EXTRACTED ENTRIES:
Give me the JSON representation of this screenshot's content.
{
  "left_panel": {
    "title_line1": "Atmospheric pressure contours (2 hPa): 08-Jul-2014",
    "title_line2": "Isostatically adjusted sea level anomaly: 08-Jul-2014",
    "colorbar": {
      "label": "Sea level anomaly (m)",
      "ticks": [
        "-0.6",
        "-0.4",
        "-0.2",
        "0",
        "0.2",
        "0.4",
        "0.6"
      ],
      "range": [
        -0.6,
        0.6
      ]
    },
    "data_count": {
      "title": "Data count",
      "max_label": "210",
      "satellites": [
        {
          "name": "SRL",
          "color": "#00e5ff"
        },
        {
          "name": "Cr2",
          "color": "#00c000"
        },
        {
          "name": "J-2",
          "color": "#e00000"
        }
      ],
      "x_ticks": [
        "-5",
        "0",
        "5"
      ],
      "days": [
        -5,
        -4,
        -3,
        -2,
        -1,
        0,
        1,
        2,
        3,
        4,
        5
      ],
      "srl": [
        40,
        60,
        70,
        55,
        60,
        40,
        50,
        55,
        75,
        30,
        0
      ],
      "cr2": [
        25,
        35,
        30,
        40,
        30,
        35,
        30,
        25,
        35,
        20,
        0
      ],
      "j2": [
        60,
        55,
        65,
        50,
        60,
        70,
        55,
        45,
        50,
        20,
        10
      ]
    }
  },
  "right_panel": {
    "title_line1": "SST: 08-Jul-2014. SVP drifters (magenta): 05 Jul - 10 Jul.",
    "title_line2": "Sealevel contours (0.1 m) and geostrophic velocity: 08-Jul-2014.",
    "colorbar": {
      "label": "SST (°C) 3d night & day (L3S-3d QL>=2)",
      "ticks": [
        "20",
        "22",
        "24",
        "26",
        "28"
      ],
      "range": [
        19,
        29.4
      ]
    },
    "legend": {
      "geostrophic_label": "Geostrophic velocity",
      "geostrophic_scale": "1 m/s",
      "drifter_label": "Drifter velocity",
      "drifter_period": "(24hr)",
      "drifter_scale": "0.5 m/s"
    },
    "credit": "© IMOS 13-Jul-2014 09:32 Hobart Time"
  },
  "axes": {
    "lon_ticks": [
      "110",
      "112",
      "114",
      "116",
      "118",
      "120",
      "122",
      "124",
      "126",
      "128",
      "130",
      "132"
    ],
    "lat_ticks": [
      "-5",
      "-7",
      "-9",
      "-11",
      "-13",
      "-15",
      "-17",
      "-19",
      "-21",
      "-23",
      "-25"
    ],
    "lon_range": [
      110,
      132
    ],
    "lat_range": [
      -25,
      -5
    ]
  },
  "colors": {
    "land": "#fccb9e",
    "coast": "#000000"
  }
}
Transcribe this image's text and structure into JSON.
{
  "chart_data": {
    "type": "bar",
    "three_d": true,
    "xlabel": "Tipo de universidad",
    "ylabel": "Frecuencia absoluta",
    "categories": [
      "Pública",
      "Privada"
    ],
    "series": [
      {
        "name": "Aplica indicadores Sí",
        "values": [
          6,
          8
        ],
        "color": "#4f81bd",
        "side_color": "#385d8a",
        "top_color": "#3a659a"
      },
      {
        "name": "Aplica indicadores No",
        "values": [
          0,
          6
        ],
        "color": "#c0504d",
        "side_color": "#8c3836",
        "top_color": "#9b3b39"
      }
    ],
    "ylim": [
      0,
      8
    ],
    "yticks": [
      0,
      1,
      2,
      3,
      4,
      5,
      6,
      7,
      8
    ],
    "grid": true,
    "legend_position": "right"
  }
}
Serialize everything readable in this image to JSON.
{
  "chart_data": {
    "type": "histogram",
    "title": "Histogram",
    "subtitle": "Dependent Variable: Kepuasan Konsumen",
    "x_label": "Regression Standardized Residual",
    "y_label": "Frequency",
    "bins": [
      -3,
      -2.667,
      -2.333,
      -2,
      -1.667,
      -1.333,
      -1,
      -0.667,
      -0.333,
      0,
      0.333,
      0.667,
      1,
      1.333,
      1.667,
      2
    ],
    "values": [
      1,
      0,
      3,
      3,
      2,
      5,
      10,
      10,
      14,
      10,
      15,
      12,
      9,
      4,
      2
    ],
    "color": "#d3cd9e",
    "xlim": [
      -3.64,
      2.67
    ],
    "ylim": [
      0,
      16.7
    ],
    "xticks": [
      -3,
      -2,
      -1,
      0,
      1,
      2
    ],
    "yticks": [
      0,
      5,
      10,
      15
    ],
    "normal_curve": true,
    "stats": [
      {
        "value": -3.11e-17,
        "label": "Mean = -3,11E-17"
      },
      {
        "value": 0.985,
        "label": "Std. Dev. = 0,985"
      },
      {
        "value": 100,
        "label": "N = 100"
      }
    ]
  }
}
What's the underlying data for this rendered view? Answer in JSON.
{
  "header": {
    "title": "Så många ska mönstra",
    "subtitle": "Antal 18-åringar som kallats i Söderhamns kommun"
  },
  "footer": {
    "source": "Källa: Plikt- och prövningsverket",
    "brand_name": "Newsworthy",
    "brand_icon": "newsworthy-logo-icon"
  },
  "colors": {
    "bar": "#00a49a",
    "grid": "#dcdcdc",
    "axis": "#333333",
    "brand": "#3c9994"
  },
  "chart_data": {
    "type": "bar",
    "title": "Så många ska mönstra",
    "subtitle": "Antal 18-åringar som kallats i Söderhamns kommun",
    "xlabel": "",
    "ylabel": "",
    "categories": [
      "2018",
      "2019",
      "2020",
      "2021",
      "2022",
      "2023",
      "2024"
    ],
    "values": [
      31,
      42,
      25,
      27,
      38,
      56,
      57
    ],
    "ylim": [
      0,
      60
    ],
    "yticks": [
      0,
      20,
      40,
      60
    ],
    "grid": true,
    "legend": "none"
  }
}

WRITTEN INSTRUCTION: Print all the data exactly.

EXERCISE RESULT:
Give me the JSON representation of this screenshot's content.
{
  "left_panel": {
    "title_line1": "Atmospheric pressure contours (2 hPa): 08-Jul-2014",
    "title_line2": "Isostatically adjusted sea level anomaly: 08-Jul-2014",
    "colorbar": {
      "label": "Sea level anomaly (m)",
      "ticks": [
        "-0.6",
        "-0.4",
        "-0.2",
        "0",
        "0.2",
        "0.4",
        "0.6"
      ],
      "range": [
        -0.6,
        0.6
      ]
    },
    "data_count": {
      "title": "Data count",
      "max_label": "210",
      "satellites": [
        {
          "name": "SRL",
          "color": "#00e5ff"
        },
        {
          "name": "Cr2",
          "color": "#00c000"
        },
        {
          "name": "J-2",
          "color": "#e00000"
        }
      ],
      "x_ticks": [
        "-5",
        "0",
        "5"
      ],
      "days": [
        -5,
        -4,
        -3,
        -2,
        -1,
        0,
        1,
        2,
        3,
        4,
        5
      ],
      "srl": [
        40,
        60,
        70,
        55,
        60,
        40,
        50,
        55,
        75,
        30,
        0
      ],
      "cr2": [
        25,
        35,
        30,
        40,
        30,
        35,
        30,
        25,
        35,
        20,
        0
      ],
      "j2": [
        60,
        55,
        65,
        50,
        60,
        70,
        55,
        45,
        50,
        20,
        10
      ]
    }
  },
  "right_panel": {
    "title_line1": "SST: 08-Jul-2014. SVP drifters (magenta): 05 Jul - 10 Jul.",
    "title_line2": "Sealevel contours (0.1 m) and geostrophic velocity: 08-Jul-2014.",
    "colorbar": {
      "label": "SST (°C) 3d night & day (L3S-3d QL>=2)",
      "ticks": [
        "20",
        "22",
        "24",
        "26",
        "28"
      ],
      "range": [
        19,
        29.4
      ]
    },
    "legend": {
      "geostrophic_label": "Geostrophic velocity",
      "geostrophic_scale": "1 m/s",
      "drifter_label": "Drifter velocity",
      "drifter_period": "(24hr)",
      "drifter_scale": "0.5 m/s"
    },
    "credit": "© IMOS 13-Jul-2014 09:32 Hobart Time"
  },
  "axes": {
    "lon_ticks": [
      "110",
      "112",
      "114",
      "116",
      "118",
      "120",
      "122",
      "124",
      "126",
      "128",
      "130",
      "132"
    ],
    "lat_ticks": [
      "-5",
      "-7",
      "-9",
      "-11",
      "-13",
      "-15",
      "-17",
      "-19",
      "-21",
      "-23",
      "-25"
    ],
    "lon_range": [
      110,
      132
    ],
    "lat_range": [
      -25,
      -5
    ]
  },
  "colors": {
    "land": "#fccb9e",
    "coast": "#000000"
  }
}
Transcribe this image's text and structure into JSON.
{
  "chart_data": {
    "type": "bar",
    "three_d": true,
    "xlabel": "Tipo de universidad",
    "ylabel": "Frecuencia absoluta",
    "categories": [
      "Pública",
      "Privada"
    ],
    "series": [
      {
        "name": "Aplica indicadores Sí",
        "values": [
          6,
          8
        ],
        "color": "#4f81bd",
        "side_color": "#385d8a",
        "top_color": "#3a659a"
      },
      {
        "name": "Aplica indicadores No",
        "values": [
          0,
          6
        ],
        "color": "#c0504d",
        "side_color": "#8c3836",
        "top_color": "#9b3b39"
      }
    ],
    "ylim": [
      0,
      8
    ],
    "yticks": [
      0,
      1,
      2,
      3,
      4,
      5,
      6,
      7,
      8
    ],
    "grid": true,
    "legend_position": "right"
  }
}
Serialize everything readable in this image to JSON.
{
  "chart_data": {
    "type": "histogram",
    "title": "Histogram",
    "subtitle": "Dependent Variable: Kepuasan Konsumen",
    "x_label": "Regression Standardized Residual",
    "y_label": "Frequency",
    "bins": [
      -3,
      -2.667,
      -2.333,
      -2,
      -1.667,
      -1.333,
      -1,
      -0.667,
      -0.333,
      0,
      0.333,
      0.667,
      1,
      1.333,
      1.667,
      2
    ],
    "values": [
      1,
      0,
      3,
      3,
      2,
      5,
      10,
      10,
      14,
      10,
      15,
      12,
      9,
      4,
      2
    ],
    "color": "#d3cd9e",
    "xlim": [
      -3.64,
      2.67
    ],
    "ylim": [
      0,
      16.7
    ],
    "xticks": [
      -3,
      -2,
      -1,
      0,
      1,
      2
    ],
    "yticks": [
      0,
      5,
      10,
      15
    ],
    "normal_curve": true,
    "stats": [
      {
        "value": -3.11e-17,
        "label": "Mean = -3,11E-17"
      },
      {
        "value": 0.985,
        "label": "Std. Dev. = 0,985"
      },
      {
        "value": 100,
        "label": "N = 100"
      }
    ]
  }
}
What's the underlying data for this rendered view? Answer in JSON.
{
  "header": {
    "title": "Så många ska mönstra",
    "subtitle": "Antal 18-åringar som kallats i Söderhamns kommun"
  },
  "footer": {
    "source": "Källa: Plikt- och prövningsverket",
    "brand_name": "Newsworthy",
    "brand_icon": "newsworthy-logo-icon"
  },
  "colors": {
    "bar": "#00a49a",
    "grid": "#dcdcdc",
    "axis": "#333333",
    "brand": "#3c9994"
  },
  "chart_data": {
    "type": "bar",
    "title": "Så många ska mönstra",
    "subtitle": "Antal 18-åringar som kallats i Söderhamns kommun",
    "xlabel": "",
    "ylabel": "",
    "categories": [
      "2018",
      "2019",
      "2020",
      "2021",
      "2022",
      "2023",
      "2024"
    ],
    "values": [
      31,
      42,
      25,
      27,
      38,
      56,
      57
    ],
    "ylim": [
      0,
      60
    ],
    "yticks": [
      0,
      20,
      40,
      60
    ],
    "grid": true,
    "legend": "none"
  }
}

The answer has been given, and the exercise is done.